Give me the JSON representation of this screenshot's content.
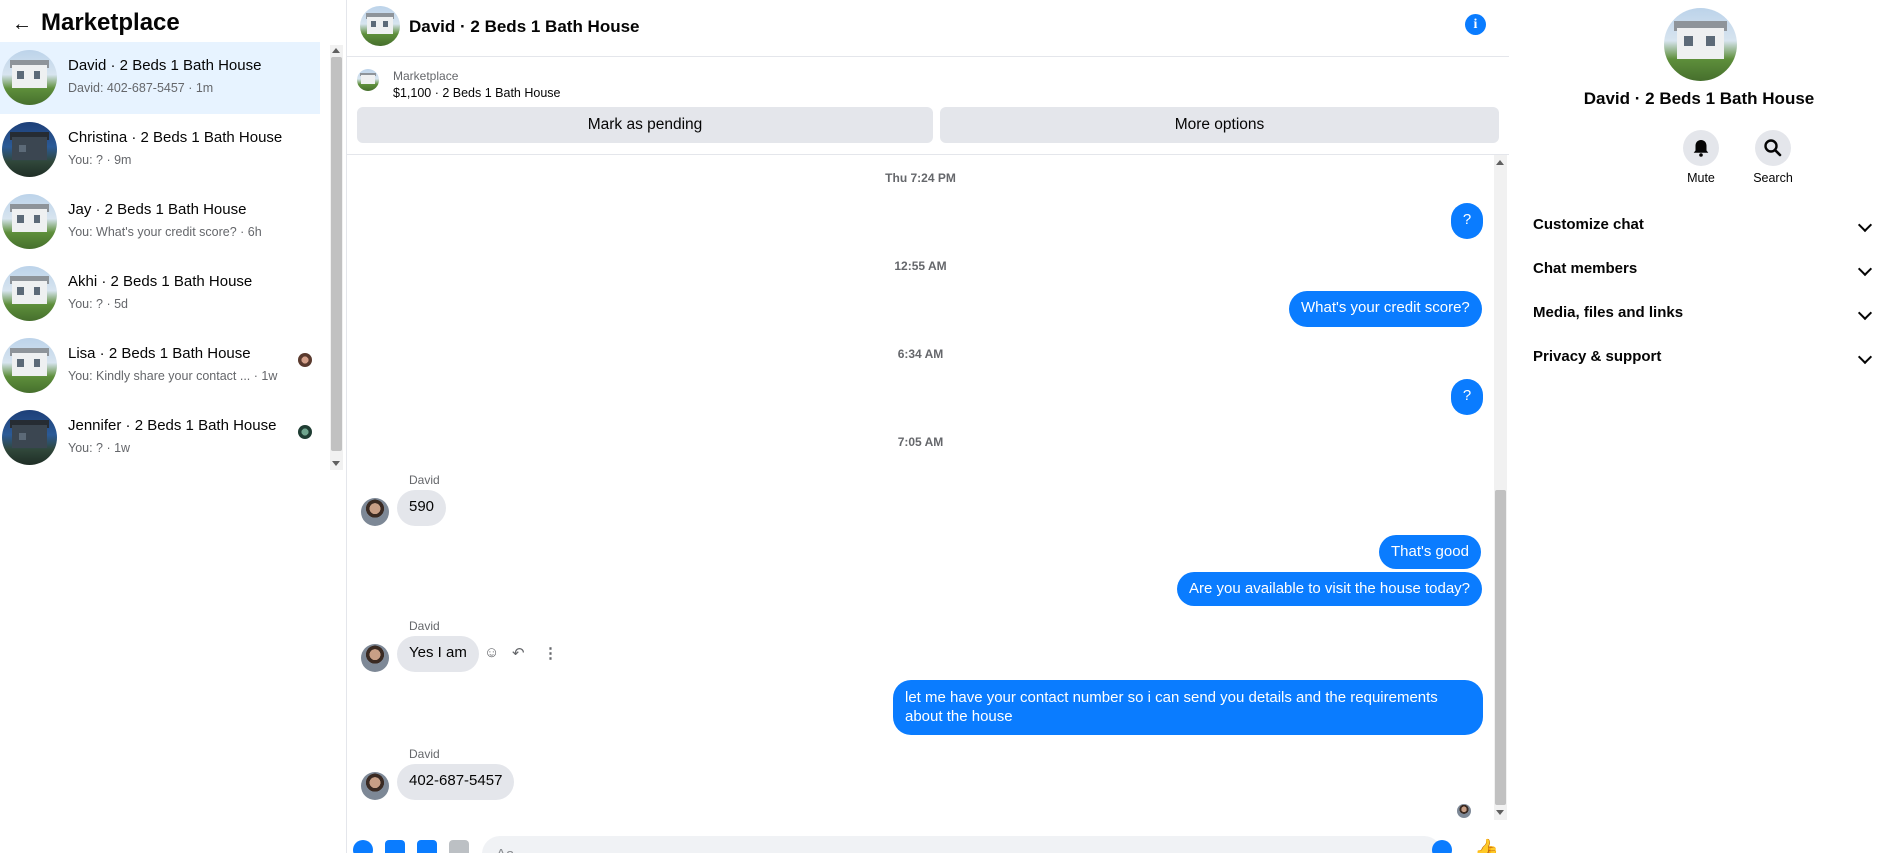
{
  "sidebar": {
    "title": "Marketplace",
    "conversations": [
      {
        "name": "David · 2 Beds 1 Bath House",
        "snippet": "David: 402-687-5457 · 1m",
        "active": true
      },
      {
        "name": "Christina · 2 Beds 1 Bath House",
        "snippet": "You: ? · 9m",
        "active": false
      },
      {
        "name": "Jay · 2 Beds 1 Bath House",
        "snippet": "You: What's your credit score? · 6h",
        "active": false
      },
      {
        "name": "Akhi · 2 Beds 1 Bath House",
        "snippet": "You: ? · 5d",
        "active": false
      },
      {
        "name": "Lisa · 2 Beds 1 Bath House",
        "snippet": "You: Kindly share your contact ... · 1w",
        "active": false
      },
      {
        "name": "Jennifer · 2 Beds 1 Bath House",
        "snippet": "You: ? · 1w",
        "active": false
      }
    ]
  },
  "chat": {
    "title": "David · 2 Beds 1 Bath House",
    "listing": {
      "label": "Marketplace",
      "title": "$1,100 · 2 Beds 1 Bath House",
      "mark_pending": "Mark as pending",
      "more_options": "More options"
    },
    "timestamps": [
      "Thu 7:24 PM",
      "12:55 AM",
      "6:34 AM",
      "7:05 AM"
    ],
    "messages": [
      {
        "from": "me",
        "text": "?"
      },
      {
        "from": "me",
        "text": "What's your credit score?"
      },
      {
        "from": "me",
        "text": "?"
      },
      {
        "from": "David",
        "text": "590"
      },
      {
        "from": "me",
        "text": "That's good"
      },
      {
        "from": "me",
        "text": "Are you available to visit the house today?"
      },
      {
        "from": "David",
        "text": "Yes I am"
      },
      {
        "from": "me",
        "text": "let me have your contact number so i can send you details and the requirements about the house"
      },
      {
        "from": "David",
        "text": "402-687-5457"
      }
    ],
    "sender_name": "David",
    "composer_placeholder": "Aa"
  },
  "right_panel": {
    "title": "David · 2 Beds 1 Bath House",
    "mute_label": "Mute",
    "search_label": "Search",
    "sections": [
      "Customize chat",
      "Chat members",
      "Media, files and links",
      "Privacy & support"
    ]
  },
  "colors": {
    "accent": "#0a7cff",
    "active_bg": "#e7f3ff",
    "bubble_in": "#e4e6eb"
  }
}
-- -- --
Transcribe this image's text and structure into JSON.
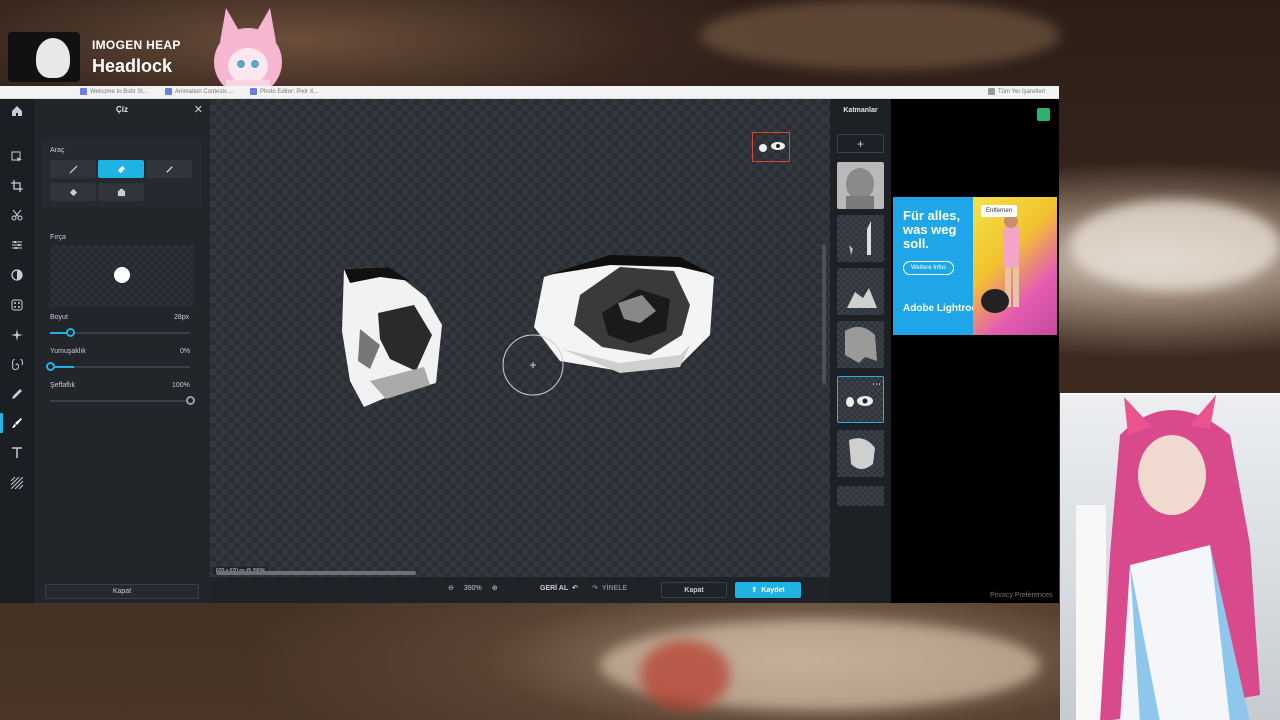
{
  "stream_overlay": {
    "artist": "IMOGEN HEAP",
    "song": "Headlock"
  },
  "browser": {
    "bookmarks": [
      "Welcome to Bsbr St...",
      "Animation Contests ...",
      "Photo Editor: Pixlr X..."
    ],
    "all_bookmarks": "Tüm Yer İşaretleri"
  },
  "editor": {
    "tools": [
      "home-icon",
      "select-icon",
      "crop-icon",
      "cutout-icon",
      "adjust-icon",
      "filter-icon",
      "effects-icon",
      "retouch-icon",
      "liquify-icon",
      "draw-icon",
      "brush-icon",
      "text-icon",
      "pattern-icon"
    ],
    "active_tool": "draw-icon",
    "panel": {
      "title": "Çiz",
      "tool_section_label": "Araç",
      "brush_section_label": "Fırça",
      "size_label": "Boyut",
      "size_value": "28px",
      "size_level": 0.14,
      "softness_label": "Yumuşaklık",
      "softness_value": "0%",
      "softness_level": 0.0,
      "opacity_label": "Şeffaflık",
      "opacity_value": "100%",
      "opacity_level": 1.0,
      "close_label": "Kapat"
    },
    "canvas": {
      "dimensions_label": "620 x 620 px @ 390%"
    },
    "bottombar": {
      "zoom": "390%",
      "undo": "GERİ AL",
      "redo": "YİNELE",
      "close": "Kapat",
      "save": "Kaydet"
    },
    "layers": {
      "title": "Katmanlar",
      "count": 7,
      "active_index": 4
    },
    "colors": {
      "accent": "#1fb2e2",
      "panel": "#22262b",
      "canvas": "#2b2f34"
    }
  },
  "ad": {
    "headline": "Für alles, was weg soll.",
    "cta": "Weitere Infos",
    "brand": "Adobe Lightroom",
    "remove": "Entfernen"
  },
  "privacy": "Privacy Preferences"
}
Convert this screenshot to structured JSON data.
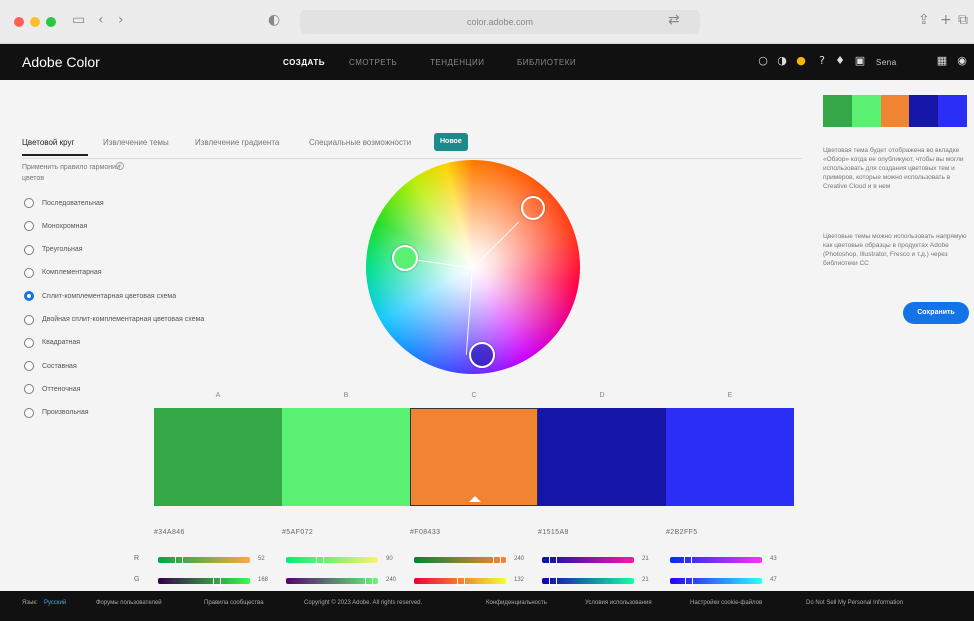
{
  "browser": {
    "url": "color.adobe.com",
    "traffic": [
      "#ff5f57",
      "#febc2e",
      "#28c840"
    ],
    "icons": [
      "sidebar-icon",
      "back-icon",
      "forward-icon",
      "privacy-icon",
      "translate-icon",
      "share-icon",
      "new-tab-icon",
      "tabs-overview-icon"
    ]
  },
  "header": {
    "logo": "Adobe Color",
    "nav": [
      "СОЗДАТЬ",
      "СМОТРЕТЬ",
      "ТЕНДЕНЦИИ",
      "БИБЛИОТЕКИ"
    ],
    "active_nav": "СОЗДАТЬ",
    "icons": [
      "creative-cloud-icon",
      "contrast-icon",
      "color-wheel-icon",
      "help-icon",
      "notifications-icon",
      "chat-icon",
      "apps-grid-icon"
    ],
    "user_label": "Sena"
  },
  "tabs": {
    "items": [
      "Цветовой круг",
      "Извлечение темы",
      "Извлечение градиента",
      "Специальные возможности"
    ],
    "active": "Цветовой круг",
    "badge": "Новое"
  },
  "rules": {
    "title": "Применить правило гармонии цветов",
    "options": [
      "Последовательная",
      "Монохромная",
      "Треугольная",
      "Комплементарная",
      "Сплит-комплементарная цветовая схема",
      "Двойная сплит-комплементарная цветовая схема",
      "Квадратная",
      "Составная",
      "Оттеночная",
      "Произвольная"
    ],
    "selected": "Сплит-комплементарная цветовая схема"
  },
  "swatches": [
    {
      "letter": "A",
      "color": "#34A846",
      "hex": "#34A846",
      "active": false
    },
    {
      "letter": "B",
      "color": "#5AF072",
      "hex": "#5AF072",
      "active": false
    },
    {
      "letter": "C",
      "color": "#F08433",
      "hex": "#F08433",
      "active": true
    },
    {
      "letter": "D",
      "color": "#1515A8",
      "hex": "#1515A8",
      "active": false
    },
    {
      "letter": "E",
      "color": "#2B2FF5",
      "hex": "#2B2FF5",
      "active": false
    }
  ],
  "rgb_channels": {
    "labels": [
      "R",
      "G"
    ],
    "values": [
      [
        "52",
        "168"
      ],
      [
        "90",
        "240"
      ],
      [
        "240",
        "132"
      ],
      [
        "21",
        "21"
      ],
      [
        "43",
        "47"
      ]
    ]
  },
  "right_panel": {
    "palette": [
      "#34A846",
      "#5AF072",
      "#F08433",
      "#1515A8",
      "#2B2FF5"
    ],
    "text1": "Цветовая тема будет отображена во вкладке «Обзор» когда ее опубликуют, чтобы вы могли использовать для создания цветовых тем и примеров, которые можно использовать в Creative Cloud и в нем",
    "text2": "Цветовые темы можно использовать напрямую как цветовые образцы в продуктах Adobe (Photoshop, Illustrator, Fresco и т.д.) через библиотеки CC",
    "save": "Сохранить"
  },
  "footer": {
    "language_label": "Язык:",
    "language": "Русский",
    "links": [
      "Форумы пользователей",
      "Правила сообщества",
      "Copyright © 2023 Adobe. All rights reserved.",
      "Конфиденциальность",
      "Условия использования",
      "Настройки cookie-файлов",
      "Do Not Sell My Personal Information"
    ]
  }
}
-- -- --
EXERCISE AIM
Scan the records above and report how many lines include the word "темы", without any other text.

ANSWER FOR THIS EXERCISE
2